To-do list:
(a) Can you restate the paragraph of the reply about regression testing that begins "That would still be more interesting to me" more briefly while keeping its main points?
(b) Transcribe the part of the reply about regression testing that opens with the words containing "That would still" and closes with "of following them.".

Extracted text:
[START]

I probably did not understand correctly: I expect you did try the whole
series at first, found a regression, and then bisected to that commit.

>
> What would be much more interesting is to treat the series of 13 as one,
> and compare the baseline before any of it against the end of the series:
> is that something that the 0day robot can easily do?

That would still be more interesting to me - though probably not
actionable (see below), so not worth you going to any effort. But
I hope the bad result on this test did not curtail further testing.

>
> But I'll look more closely at the numbers you've provided later today,
> numbers that I've snipped off here: there may still be useful things to
> learn from them; and maybe I'll try following the instructions you've
> supplied, though I probably won't do a good job of following them.

[END]

Raw data:
[START]

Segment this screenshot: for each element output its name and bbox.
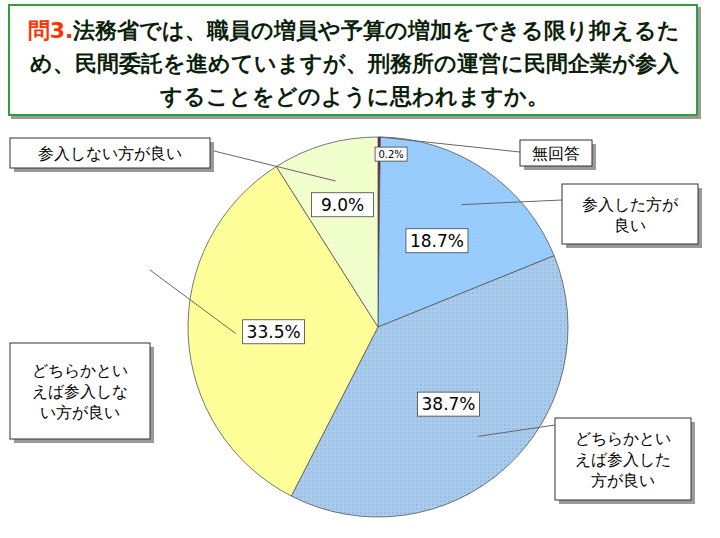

[END]

Exercise results:
(a) Comparing the whole series against the baseline would still interest the writer more, but it probably wouldn't lead to action, so it isn't worth the effort. The writer hopes the bad result on this test didn't cut short further testing.

(b)
That would still be more interesting to me - though probably not
actionable (see below), so not worth you going to any effort. But
I hope the bad result on this test did not curtail further testing.

>
> But I'll look more closely at the numbers you've provided later today,
> numbers that I've snipped off here: there may still be useful things to
> learn from them; and maybe I'll try following the instructions you've
> supplied, though I probably won't do a good job of following them.